-- start of ROWS --

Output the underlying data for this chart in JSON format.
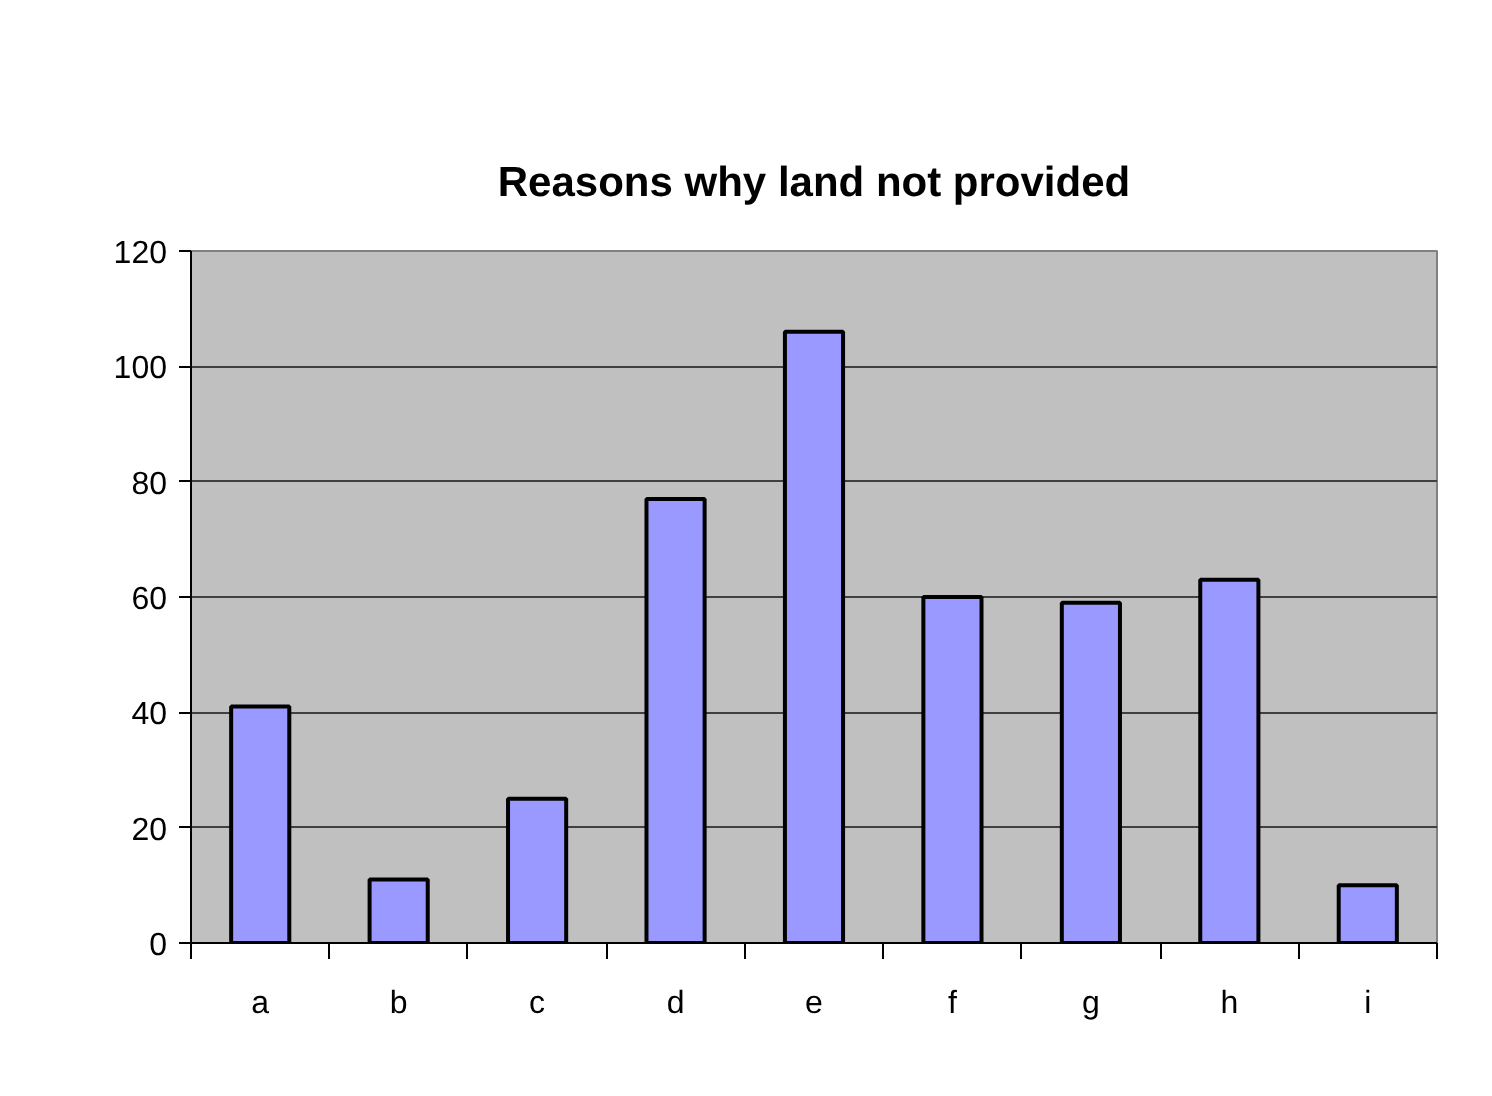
{
  "chart_data": {
    "type": "bar",
    "title": "Reasons why land not provided",
    "categories": [
      "a",
      "b",
      "c",
      "d",
      "e",
      "f",
      "g",
      "h",
      "i"
    ],
    "values": [
      41,
      11,
      25,
      77,
      106,
      60,
      59,
      63,
      10
    ],
    "color": "#9999ff",
    "ylim": [
      0,
      120
    ],
    "yticks": [
      0,
      20,
      40,
      60,
      80,
      100,
      120
    ],
    "grid": "y"
  }
}
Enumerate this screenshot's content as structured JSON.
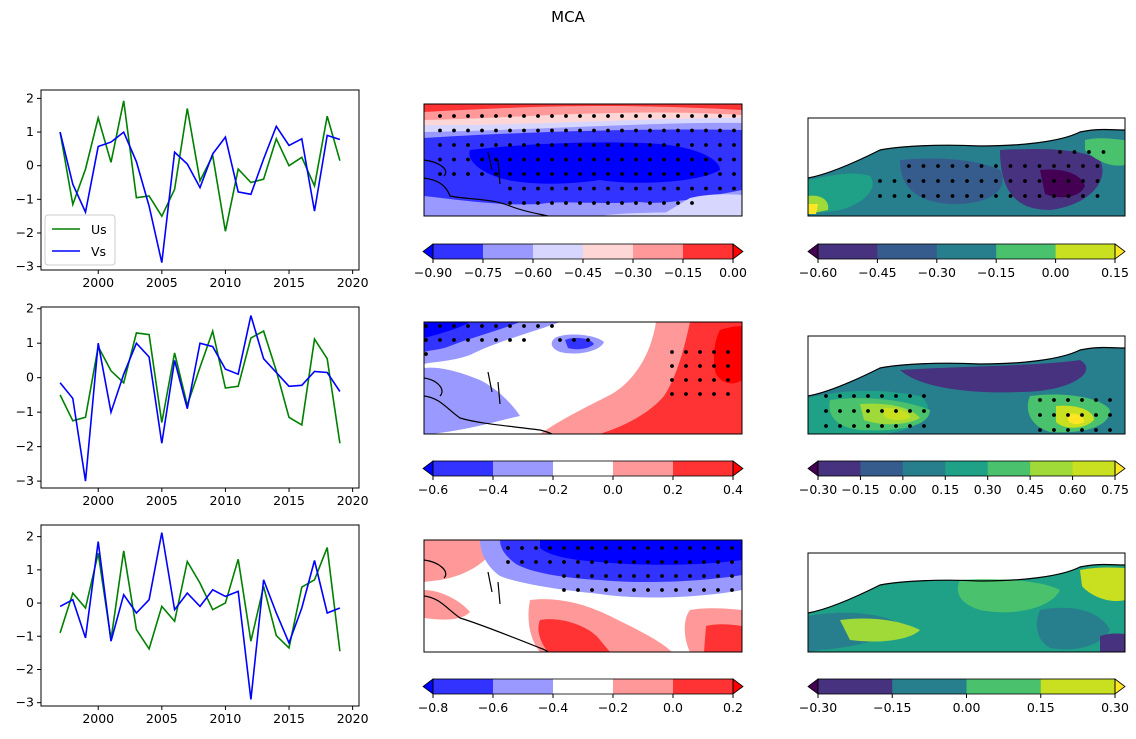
{
  "title": "MCA",
  "colors": {
    "us_line": "#008000",
    "vs_line": "#0000ff",
    "bwr": [
      "#0000ff",
      "#3333ff",
      "#9999ff",
      "#d6d6ff",
      "#ffffff",
      "#ffd6d6",
      "#ff9999",
      "#ff3333",
      "#ff0000"
    ],
    "viridis": [
      "#440154",
      "#46327e",
      "#365c8d",
      "#277f8e",
      "#1fa187",
      "#4ac16d",
      "#a0da39",
      "#c8e020",
      "#fde725"
    ]
  },
  "chart_data": [
    {
      "type": "line",
      "xlim": [
        1995.5,
        2020.5
      ],
      "ylim": [
        -3.1,
        2.25
      ],
      "xticks": [
        2000,
        2005,
        2010,
        2015,
        2020
      ],
      "yticks": [
        -3,
        -2,
        -1,
        0,
        1,
        2
      ],
      "x": [
        1997,
        1998,
        1999,
        2000,
        2001,
        2002,
        2003,
        2004,
        2005,
        2006,
        2007,
        2008,
        2009,
        2010,
        2011,
        2012,
        2013,
        2014,
        2015,
        2016,
        2017,
        2018,
        2019
      ],
      "legend_position": "lower-left",
      "series": [
        {
          "name": "Us",
          "values": [
            1.0,
            -1.15,
            -0.1,
            1.42,
            0.1,
            1.93,
            -0.95,
            -0.9,
            -1.5,
            -0.7,
            1.7,
            -0.45,
            0.3,
            -1.95,
            -0.1,
            -0.5,
            -0.4,
            0.8,
            0.0,
            0.25,
            -0.6,
            1.47,
            0.15
          ]
        },
        {
          "name": "Vs",
          "values": [
            1.0,
            -0.55,
            -1.38,
            0.57,
            0.7,
            1.0,
            0.12,
            -1.2,
            -2.88,
            0.4,
            0.05,
            -0.65,
            0.35,
            0.85,
            -0.78,
            -0.85,
            0.2,
            1.17,
            0.6,
            0.8,
            -1.35,
            0.9,
            0.78
          ]
        }
      ]
    },
    {
      "type": "line",
      "xlim": [
        1995.5,
        2020.5
      ],
      "ylim": [
        -3.2,
        2.05
      ],
      "xticks": [
        2000,
        2005,
        2010,
        2015,
        2020
      ],
      "yticks": [
        -3,
        -2,
        -1,
        0,
        1,
        2
      ],
      "x": [
        1997,
        1998,
        1999,
        2000,
        2001,
        2002,
        2003,
        2004,
        2005,
        2006,
        2007,
        2008,
        2009,
        2010,
        2011,
        2012,
        2013,
        2014,
        2015,
        2016,
        2017,
        2018,
        2019
      ],
      "series": [
        {
          "name": "Us",
          "values": [
            -0.5,
            -1.25,
            -1.15,
            0.9,
            0.2,
            -0.15,
            1.3,
            1.25,
            -1.3,
            0.72,
            -0.8,
            0.3,
            1.35,
            -0.3,
            -0.25,
            1.15,
            1.35,
            0.2,
            -1.15,
            -1.37,
            1.12,
            0.55,
            -1.9
          ]
        },
        {
          "name": "Vs",
          "values": [
            -0.15,
            -0.6,
            -3.0,
            1.0,
            -1.0,
            0.1,
            1.0,
            0.6,
            -1.9,
            0.5,
            -0.9,
            1.0,
            0.9,
            0.25,
            0.1,
            1.8,
            0.55,
            0.15,
            -0.25,
            -0.22,
            0.18,
            0.15,
            -0.4
          ]
        }
      ]
    },
    {
      "type": "line",
      "xlim": [
        1995.5,
        2020.5
      ],
      "ylim": [
        -3.1,
        2.35
      ],
      "xticks": [
        2000,
        2005,
        2010,
        2015,
        2020
      ],
      "yticks": [
        -3,
        -2,
        -1,
        0,
        1,
        2
      ],
      "x": [
        1997,
        1998,
        1999,
        2000,
        2001,
        2002,
        2003,
        2004,
        2005,
        2006,
        2007,
        2008,
        2009,
        2010,
        2011,
        2012,
        2013,
        2014,
        2015,
        2016,
        2017,
        2018,
        2019
      ],
      "series": [
        {
          "name": "Us",
          "values": [
            -0.9,
            0.3,
            -0.15,
            1.5,
            -1.1,
            1.57,
            -0.8,
            -1.38,
            -0.1,
            -0.55,
            1.25,
            0.6,
            -0.2,
            0.0,
            1.32,
            -1.15,
            0.5,
            -0.98,
            -1.35,
            0.48,
            0.7,
            1.67,
            -1.45
          ]
        },
        {
          "name": "Vs",
          "values": [
            -0.1,
            0.1,
            -1.05,
            1.85,
            -1.15,
            0.25,
            -0.3,
            0.1,
            2.12,
            -0.2,
            0.3,
            -0.1,
            0.4,
            0.2,
            0.35,
            -2.9,
            0.7,
            -0.3,
            -1.2,
            -0.15,
            1.28,
            -0.3,
            -0.15
          ]
        }
      ]
    },
    {
      "type": "heatmap",
      "colorbar": {
        "cmap": "bwr",
        "ticks": [
          "−0.90",
          "−0.75",
          "−0.60",
          "−0.45",
          "−0.30",
          "−0.15",
          "0.00"
        ],
        "levels": [
          1,
          2,
          3,
          5,
          6,
          7
        ]
      }
    },
    {
      "type": "heatmap",
      "colorbar": {
        "cmap": "bwr",
        "ticks": [
          "−0.6",
          "−0.4",
          "−0.2",
          "0.0",
          "0.2",
          "0.4"
        ],
        "levels": [
          1,
          2,
          4,
          6,
          7
        ]
      }
    },
    {
      "type": "heatmap",
      "colorbar": {
        "cmap": "bwr",
        "ticks": [
          "−0.8",
          "−0.6",
          "−0.4",
          "−0.2",
          "0.0",
          "0.2"
        ],
        "levels": [
          1,
          2,
          4,
          6,
          7
        ]
      }
    },
    {
      "type": "heatmap",
      "colorbar": {
        "cmap": "viridis",
        "ticks": [
          "−0.60",
          "−0.45",
          "−0.30",
          "−0.15",
          "0.00",
          "0.15"
        ],
        "levels": [
          1,
          2,
          3,
          5,
          7
        ]
      }
    },
    {
      "type": "heatmap",
      "colorbar": {
        "cmap": "viridis",
        "ticks": [
          "−0.30",
          "−0.15",
          "0.00",
          "0.15",
          "0.30",
          "0.45",
          "0.60",
          "0.75"
        ],
        "levels": [
          1,
          2,
          3,
          4,
          5,
          6,
          7
        ]
      }
    },
    {
      "type": "heatmap",
      "colorbar": {
        "cmap": "viridis",
        "ticks": [
          "−0.30",
          "−0.15",
          "0.00",
          "0.15",
          "0.30"
        ],
        "levels": [
          1,
          3,
          5,
          7
        ]
      }
    }
  ]
}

-- end of ROWS --

PROBLEM STATEMENT: Repeat all of the records verbatim, leaving out the pictures.

THE REPLY:
Output the underlying data for this chart in JSON format.
{
  "chart_data": {
    "type": "bar",
    "title": "Reasons why land not provided",
    "categories": [
      "a",
      "b",
      "c",
      "d",
      "e",
      "f",
      "g",
      "h",
      "i"
    ],
    "values": [
      41,
      11,
      25,
      77,
      106,
      60,
      59,
      63,
      10
    ],
    "color": "#9999ff",
    "ylim": [
      0,
      120
    ],
    "yticks": [
      0,
      20,
      40,
      60,
      80,
      100,
      120
    ],
    "grid": "y"
  }
}
Enumerate this screenshot's content as structured JSON.
{
  "title": "MCA",
  "colors": {
    "us_line": "#008000",
    "vs_line": "#0000ff",
    "bwr": [
      "#0000ff",
      "#3333ff",
      "#9999ff",
      "#d6d6ff",
      "#ffffff",
      "#ffd6d6",
      "#ff9999",
      "#ff3333",
      "#ff0000"
    ],
    "viridis": [
      "#440154",
      "#46327e",
      "#365c8d",
      "#277f8e",
      "#1fa187",
      "#4ac16d",
      "#a0da39",
      "#c8e020",
      "#fde725"
    ]
  },
  "chart_data": [
    {
      "type": "line",
      "xlim": [
        1995.5,
        2020.5
      ],
      "ylim": [
        -3.1,
        2.25
      ],
      "xticks": [
        2000,
        2005,
        2010,
        2015,
        2020
      ],
      "yticks": [
        -3,
        -2,
        -1,
        0,
        1,
        2
      ],
      "x": [
        1997,
        1998,
        1999,
        2000,
        2001,
        2002,
        2003,
        2004,
        2005,
        2006,
        2007,
        2008,
        2009,
        2010,
        2011,
        2012,
        2013,
        2014,
        2015,
        2016,
        2017,
        2018,
        2019
      ],
      "legend_position": "lower-left",
      "series": [
        {
          "name": "Us",
          "values": [
            1.0,
            -1.15,
            -0.1,
            1.42,
            0.1,
            1.93,
            -0.95,
            -0.9,
            -1.5,
            -0.7,
            1.7,
            -0.45,
            0.3,
            -1.95,
            -0.1,
            -0.5,
            -0.4,
            0.8,
            0.0,
            0.25,
            -0.6,
            1.47,
            0.15
          ]
        },
        {
          "name": "Vs",
          "values": [
            1.0,
            -0.55,
            -1.38,
            0.57,
            0.7,
            1.0,
            0.12,
            -1.2,
            -2.88,
            0.4,
            0.05,
            -0.65,
            0.35,
            0.85,
            -0.78,
            -0.85,
            0.2,
            1.17,
            0.6,
            0.8,
            -1.35,
            0.9,
            0.78
          ]
        }
      ]
    },
    {
      "type": "line",
      "xlim": [
        1995.5,
        2020.5
      ],
      "ylim": [
        -3.2,
        2.05
      ],
      "xticks": [
        2000,
        2005,
        2010,
        2015,
        2020
      ],
      "yticks": [
        -3,
        -2,
        -1,
        0,
        1,
        2
      ],
      "x": [
        1997,
        1998,
        1999,
        2000,
        2001,
        2002,
        2003,
        2004,
        2005,
        2006,
        2007,
        2008,
        2009,
        2010,
        2011,
        2012,
        2013,
        2014,
        2015,
        2016,
        2017,
        2018,
        2019
      ],
      "series": [
        {
          "name": "Us",
          "values": [
            -0.5,
            -1.25,
            -1.15,
            0.9,
            0.2,
            -0.15,
            1.3,
            1.25,
            -1.3,
            0.72,
            -0.8,
            0.3,
            1.35,
            -0.3,
            -0.25,
            1.15,
            1.35,
            0.2,
            -1.15,
            -1.37,
            1.12,
            0.55,
            -1.9
          ]
        },
        {
          "name": "Vs",
          "values": [
            -0.15,
            -0.6,
            -3.0,
            1.0,
            -1.0,
            0.1,
            1.0,
            0.6,
            -1.9,
            0.5,
            -0.9,
            1.0,
            0.9,
            0.25,
            0.1,
            1.8,
            0.55,
            0.15,
            -0.25,
            -0.22,
            0.18,
            0.15,
            -0.4
          ]
        }
      ]
    },
    {
      "type": "line",
      "xlim": [
        1995.5,
        2020.5
      ],
      "ylim": [
        -3.1,
        2.35
      ],
      "xticks": [
        2000,
        2005,
        2010,
        2015,
        2020
      ],
      "yticks": [
        -3,
        -2,
        -1,
        0,
        1,
        2
      ],
      "x": [
        1997,
        1998,
        1999,
        2000,
        2001,
        2002,
        2003,
        2004,
        2005,
        2006,
        2007,
        2008,
        2009,
        2010,
        2011,
        2012,
        2013,
        2014,
        2015,
        2016,
        2017,
        2018,
        2019
      ],
      "series": [
        {
          "name": "Us",
          "values": [
            -0.9,
            0.3,
            -0.15,
            1.5,
            -1.1,
            1.57,
            -0.8,
            -1.38,
            -0.1,
            -0.55,
            1.25,
            0.6,
            -0.2,
            0.0,
            1.32,
            -1.15,
            0.5,
            -0.98,
            -1.35,
            0.48,
            0.7,
            1.67,
            -1.45
          ]
        },
        {
          "name": "Vs",
          "values": [
            -0.1,
            0.1,
            -1.05,
            1.85,
            -1.15,
            0.25,
            -0.3,
            0.1,
            2.12,
            -0.2,
            0.3,
            -0.1,
            0.4,
            0.2,
            0.35,
            -2.9,
            0.7,
            -0.3,
            -1.2,
            -0.15,
            1.28,
            -0.3,
            -0.15
          ]
        }
      ]
    },
    {
      "type": "heatmap",
      "colorbar": {
        "cmap": "bwr",
        "ticks": [
          "−0.90",
          "−0.75",
          "−0.60",
          "−0.45",
          "−0.30",
          "−0.15",
          "0.00"
        ],
        "levels": [
          1,
          2,
          3,
          5,
          6,
          7
        ]
      }
    },
    {
      "type": "heatmap",
      "colorbar": {
        "cmap": "bwr",
        "ticks": [
          "−0.6",
          "−0.4",
          "−0.2",
          "0.0",
          "0.2",
          "0.4"
        ],
        "levels": [
          1,
          2,
          4,
          6,
          7
        ]
      }
    },
    {
      "type": "heatmap",
      "colorbar": {
        "cmap": "bwr",
        "ticks": [
          "−0.8",
          "−0.6",
          "−0.4",
          "−0.2",
          "0.0",
          "0.2"
        ],
        "levels": [
          1,
          2,
          4,
          6,
          7
        ]
      }
    },
    {
      "type": "heatmap",
      "colorbar": {
        "cmap": "viridis",
        "ticks": [
          "−0.60",
          "−0.45",
          "−0.30",
          "−0.15",
          "0.00",
          "0.15"
        ],
        "levels": [
          1,
          2,
          3,
          5,
          7
        ]
      }
    },
    {
      "type": "heatmap",
      "colorbar": {
        "cmap": "viridis",
        "ticks": [
          "−0.30",
          "−0.15",
          "0.00",
          "0.15",
          "0.30",
          "0.45",
          "0.60",
          "0.75"
        ],
        "levels": [
          1,
          2,
          3,
          4,
          5,
          6,
          7
        ]
      }
    },
    {
      "type": "heatmap",
      "colorbar": {
        "cmap": "viridis",
        "ticks": [
          "−0.30",
          "−0.15",
          "0.00",
          "0.15",
          "0.30"
        ],
        "levels": [
          1,
          3,
          5,
          7
        ]
      }
    }
  ]
}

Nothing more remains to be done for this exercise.